(Entries with figure data)
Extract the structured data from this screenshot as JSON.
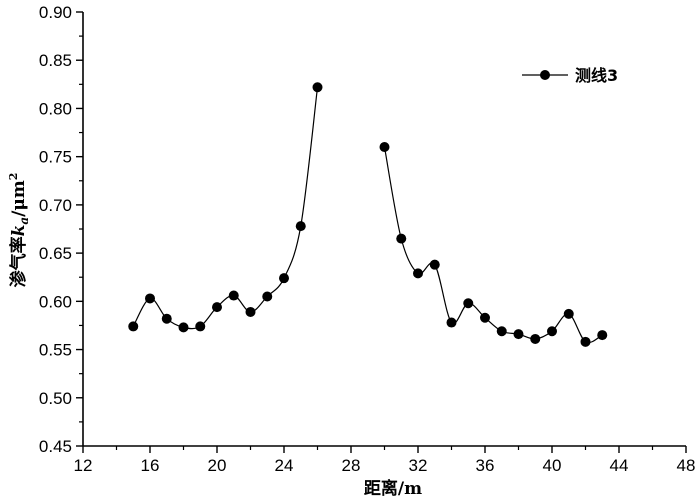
{
  "chart_data": {
    "type": "line",
    "xlabel": "距离/m",
    "ylabel": "渗气率k_a/μm²",
    "ylabel_parts": {
      "main": "渗气率",
      "symbol": "k",
      "subscript": "a",
      "unit": "/μm",
      "superscript": "2"
    },
    "xlim": [
      12,
      48
    ],
    "ylim": [
      0.45,
      0.9
    ],
    "x_ticks": [
      "12",
      "16",
      "20",
      "24",
      "28",
      "32",
      "36",
      "40",
      "44",
      "48"
    ],
    "y_ticks": [
      "0.45",
      "0.50",
      "0.55",
      "0.60",
      "0.65",
      "0.70",
      "0.75",
      "0.80",
      "0.85",
      "0.90"
    ],
    "legend_position": "top-right",
    "grid": false,
    "series": [
      {
        "name": "测线3",
        "color": "#000000",
        "marker": "circle",
        "segments": [
          [
            [
              15,
              0.574
            ],
            [
              16,
              0.603
            ],
            [
              17,
              0.582
            ],
            [
              18,
              0.573
            ],
            [
              19,
              0.574
            ],
            [
              20,
              0.594
            ],
            [
              21,
              0.606
            ],
            [
              22,
              0.589
            ],
            [
              23,
              0.605
            ],
            [
              24,
              0.624
            ],
            [
              25,
              0.678
            ],
            [
              26,
              0.822
            ]
          ],
          [
            [
              30,
              0.76
            ],
            [
              31,
              0.665
            ],
            [
              32,
              0.629
            ],
            [
              33,
              0.638
            ],
            [
              34,
              0.578
            ],
            [
              35,
              0.598
            ],
            [
              36,
              0.583
            ],
            [
              37,
              0.569
            ],
            [
              38,
              0.566
            ],
            [
              39,
              0.561
            ],
            [
              40,
              0.569
            ],
            [
              41,
              0.587
            ],
            [
              42,
              0.558
            ],
            [
              43,
              0.565
            ]
          ]
        ]
      }
    ]
  }
}
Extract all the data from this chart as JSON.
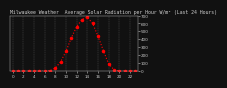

WORK TO DO ->
Every entry must be reproduced exactly, with the images left out.

RESPONSE TO THE TASK ->
Extract the structured data from this screenshot as JSON.
{
  "chart_data": {
    "type": "line",
    "xlabel": "距离/m",
    "ylabel": "渗气率k_a/μm²",
    "ylabel_parts": {
      "main": "渗气率",
      "symbol": "k",
      "subscript": "a",
      "unit": "/μm",
      "superscript": "2"
    },
    "xlim": [
      12,
      48
    ],
    "ylim": [
      0.45,
      0.9
    ],
    "x_ticks": [
      "12",
      "16",
      "20",
      "24",
      "28",
      "32",
      "36",
      "40",
      "44",
      "48"
    ],
    "y_ticks": [
      "0.45",
      "0.50",
      "0.55",
      "0.60",
      "0.65",
      "0.70",
      "0.75",
      "0.80",
      "0.85",
      "0.90"
    ],
    "legend_position": "top-right",
    "grid": false,
    "series": [
      {
        "name": "测线3",
        "color": "#000000",
        "marker": "circle",
        "segments": [
          [
            [
              15,
              0.574
            ],
            [
              16,
              0.603
            ],
            [
              17,
              0.582
            ],
            [
              18,
              0.573
            ],
            [
              19,
              0.574
            ],
            [
              20,
              0.594
            ],
            [
              21,
              0.606
            ],
            [
              22,
              0.589
            ],
            [
              23,
              0.605
            ],
            [
              24,
              0.624
            ],
            [
              25,
              0.678
            ],
            [
              26,
              0.822
            ]
          ],
          [
            [
              30,
              0.76
            ],
            [
              31,
              0.665
            ],
            [
              32,
              0.629
            ],
            [
              33,
              0.638
            ],
            [
              34,
              0.578
            ],
            [
              35,
              0.598
            ],
            [
              36,
              0.583
            ],
            [
              37,
              0.569
            ],
            [
              38,
              0.566
            ],
            [
              39,
              0.561
            ],
            [
              40,
              0.569
            ],
            [
              41,
              0.587
            ],
            [
              42,
              0.558
            ],
            [
              43,
              0.565
            ]
          ]
        ]
      }
    ]
  }
}
Extract all the data from this chart as JSON.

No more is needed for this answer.